WHAT THE TASK REQUIRES |
In the entries below, count every line containing "③由S₁". Return the number and nothing else.

[start]

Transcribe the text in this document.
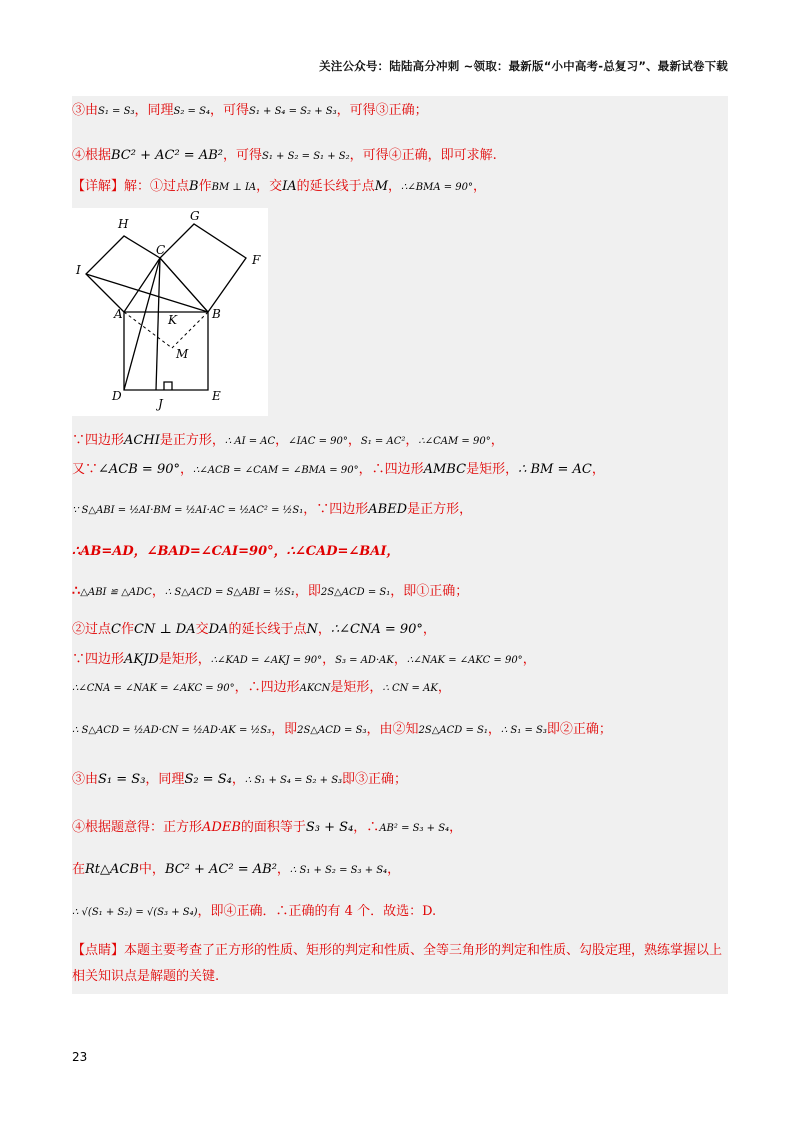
关注公众号：陆陆高分冲刺 ~领取：最新版“小中高考-总复习”、最新试卷下载
③由S₁ = S₃，同理S₂ = S₄，可得S₁ + S₄ = S₂ + S₃，可得③正确；
④根据BC² + AC² = AB²，可得S₁ + S₂ = S₁ + S₂，可得④正确，即可求解.
【详解】解：①过点B作BM ⊥ IA，交IA的延长线于点M，∴∠BMA = 90°，
H
G
C
F
I
A	K	B
M
D
J
E
∵四边形ACHI是正方形，∴ AI = AC，∠IAC = 90°，S₁ = AC²，∴∠CAM = 90°，
又∵∠ACB = 90°，∴∠ACB = ∠CAM = ∠BMA = 90°，∴四边形AMBC是矩形，∴ BM = AC，
∵ S△ABI = ½AI·BM = ½AI·AC = ½AC² = ½S₁，∵四边形ABED是正方形，
∴AB=AD，∠BAD=∠CAI=90°，∴∠CAD=∠BAI，
∴△ABI ≌ △ADC，∴ S△ACD = S△ABI = ½S₁，即2S△ACD = S₁，即①正确；
②过点C作CN ⊥ DA交DA的延长线于点N，∴∠CNA = 90°，
∵四边形AKJD是矩形，∴∠KAD = ∠AKJ = 90°，S₃ = AD·AK，∴∠NAK = ∠AKC = 90°，
∴∠CNA = ∠NAK = ∠AKC = 90°，∴四边形AKCN是矩形，∴ CN = AK，
∴ S△ACD = ½AD·CN = ½AD·AK = ½S₃，即2S△ACD = S₃，由②知2S△ACD = S₁，∴ S₁ = S₃即②正确；
③由S₁ = S₃，同理S₂ = S₄，∴ S₁ + S₄ = S₂ + S₃即③正确；
④根据题意得：正方形ADEB的面积等于S₃ + S₄，∴AB² = S₃ + S₄，
在Rt△ACB中，BC² + AC² = AB²，∴ S₁ + S₂ = S₃ + S₄，
∴ √(S₁ + S₂) = √(S₃ + S₄)，即④正确．∴正确的有 4 个．故选：D.
【点睛】本题主要考查了正方形的性质、矩形的判定和性质、全等三角形的判定和性质、勾股定理，熟练掌握以上相关知识点是解题的关键.
23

[end]

THE RESULT |
2